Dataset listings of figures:

***

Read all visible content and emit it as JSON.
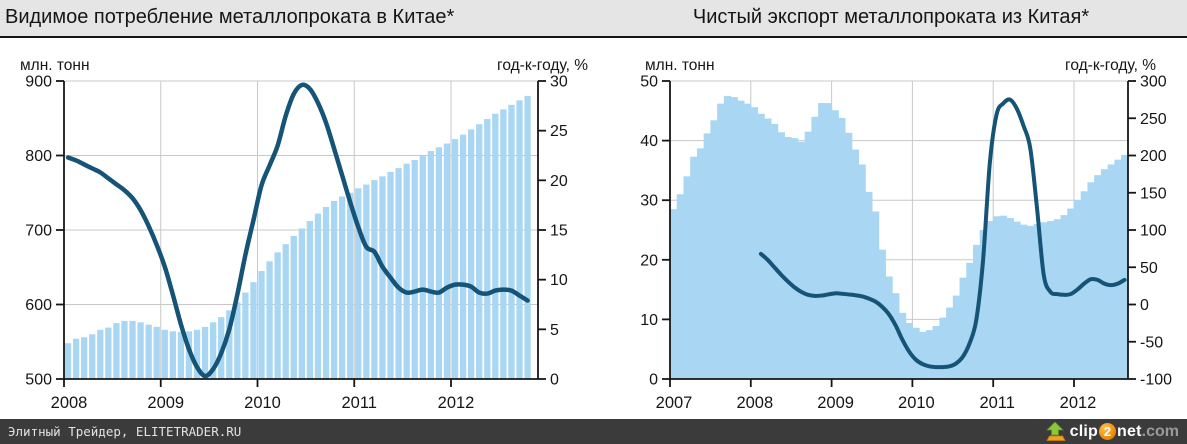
{
  "colors": {
    "bar_fill": "#a8d6f3",
    "line_stroke": "#155476",
    "grid": "#c8c8c8",
    "axis": "#161616",
    "header_bg": "#e5e5e5",
    "footer_bg": "#3b3b3b"
  },
  "footer": {
    "credit": "Элитный Трейдер, ELITETRADER.RU",
    "logo": {
      "clip": "clip",
      "two": "2",
      "net": "net",
      "com": ".com"
    }
  },
  "chart_data": [
    {
      "type": "bar+line",
      "title": "Видимое потребление металлопроката в Китае*",
      "x": {
        "interval": "monthly",
        "start": "2008-01",
        "end": "2012-10",
        "tick_labels": [
          "2008",
          "2009",
          "2010",
          "2011",
          "2012"
        ]
      },
      "left_axis": {
        "caption": "млн. тонн",
        "range": [
          500,
          900
        ],
        "ticks": [
          900,
          800,
          700,
          600,
          500
        ]
      },
      "right_axis": {
        "caption": "год-к-году, %",
        "range": [
          0,
          30
        ],
        "ticks": [
          30,
          25,
          20,
          15,
          10,
          5,
          0
        ]
      },
      "grid": true,
      "legend": "none",
      "series": [
        {
          "name": "consumption-mln-tonn",
          "type": "bar",
          "axis": "left",
          "values": [
            548,
            554,
            556,
            560,
            566,
            569,
            575,
            578,
            578,
            576,
            573,
            570,
            566,
            564,
            563,
            564,
            566,
            570,
            576,
            583,
            592,
            603,
            616,
            630,
            645,
            658,
            670,
            681,
            692,
            702,
            712,
            722,
            731,
            739,
            745,
            750,
            756,
            761,
            767,
            772,
            778,
            783,
            789,
            794,
            800,
            806,
            811,
            816,
            822,
            828,
            835,
            842,
            849,
            856,
            862,
            868,
            874,
            880
          ]
        },
        {
          "name": "yoy-growth-pct",
          "type": "line",
          "axis": "right",
          "values": [
            22.3,
            22.0,
            21.6,
            21.2,
            20.8,
            20.2,
            19.6,
            19.0,
            18.2,
            17.0,
            15.4,
            13.5,
            11.3,
            8.5,
            5.5,
            3.0,
            1.2,
            0.3,
            1.0,
            2.6,
            5.0,
            8.5,
            12.5,
            16.0,
            19.5,
            21.5,
            23.5,
            26.5,
            28.7,
            29.6,
            29.2,
            27.8,
            25.8,
            23.2,
            20.5,
            17.8,
            15.3,
            13.3,
            12.8,
            11.3,
            10.2,
            9.2,
            8.7,
            8.8,
            9.0,
            8.8,
            8.7,
            9.2,
            9.5,
            9.5,
            9.3,
            8.7,
            8.6,
            8.9,
            9.0,
            8.9,
            8.4,
            7.9
          ]
        }
      ]
    },
    {
      "type": "area+line",
      "title": "Чистый экспорт металлопроката из Китая*",
      "x": {
        "interval": "monthly",
        "start": "2007-01",
        "end": "2012-08",
        "tick_labels": [
          "2007",
          "2008",
          "2009",
          "2010",
          "2011",
          "2012"
        ]
      },
      "left_axis": {
        "caption": "млн. тонн",
        "range": [
          0,
          50
        ],
        "ticks": [
          50,
          40,
          30,
          20,
          10,
          0
        ]
      },
      "right_axis": {
        "caption": "год-к-году, %",
        "range": [
          -100,
          300
        ],
        "ticks": [
          300,
          250,
          200,
          150,
          100,
          50,
          0,
          -50,
          -100
        ]
      },
      "grid": true,
      "legend": "none",
      "series": [
        {
          "name": "net-export-mln-tonn",
          "type": "area",
          "axis": "left",
          "values": [
            28.5,
            31.0,
            34.0,
            37.3,
            38.7,
            41.2,
            43.4,
            46.2,
            47.5,
            47.3,
            46.7,
            46.2,
            45.6,
            44.5,
            43.7,
            42.8,
            41.4,
            40.6,
            40.4,
            39.8,
            41.5,
            44.0,
            46.3,
            46.3,
            45.1,
            43.8,
            41.3,
            38.5,
            36.0,
            31.4,
            28.1,
            21.7,
            17.2,
            14.4,
            11.1,
            9.4,
            8.6,
            7.9,
            8.2,
            8.9,
            10.3,
            12.0,
            14.0,
            17.0,
            19.5,
            22.5,
            25.0,
            26.5,
            27.3,
            27.4,
            27.0,
            26.4,
            25.9,
            25.7,
            26.0,
            26.3,
            26.5,
            26.8,
            27.5,
            28.6,
            30.0,
            31.5,
            33.0,
            34.2,
            35.2,
            36.0,
            36.8,
            37.6
          ]
        },
        {
          "name": "yoy-growth-pct",
          "type": "line",
          "axis": "right",
          "values": [
            null,
            null,
            null,
            null,
            null,
            null,
            null,
            null,
            null,
            null,
            null,
            null,
            null,
            68,
            60,
            50,
            40,
            31,
            23,
            17,
            13,
            11.5,
            12,
            13.5,
            15,
            14.5,
            13.5,
            12.5,
            11,
            8,
            4,
            -3,
            -13,
            -28,
            -47,
            -63,
            -74,
            -80,
            -83,
            -84,
            -84,
            -83,
            -79,
            -70,
            -52,
            -20,
            60,
            190,
            255,
            270,
            275,
            263,
            240,
            210,
            130,
            40,
            17,
            14,
            13,
            14,
            20,
            28,
            34,
            33,
            28,
            26,
            28,
            33
          ]
        }
      ]
    }
  ]
}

***

Exercise task: Copy each line of the records containing the string "title".

Expected answer:
      "title": "Видимое потребление металлопроката в Китае*",
      "title": "Чистый экспорт металлопроката из Китая*",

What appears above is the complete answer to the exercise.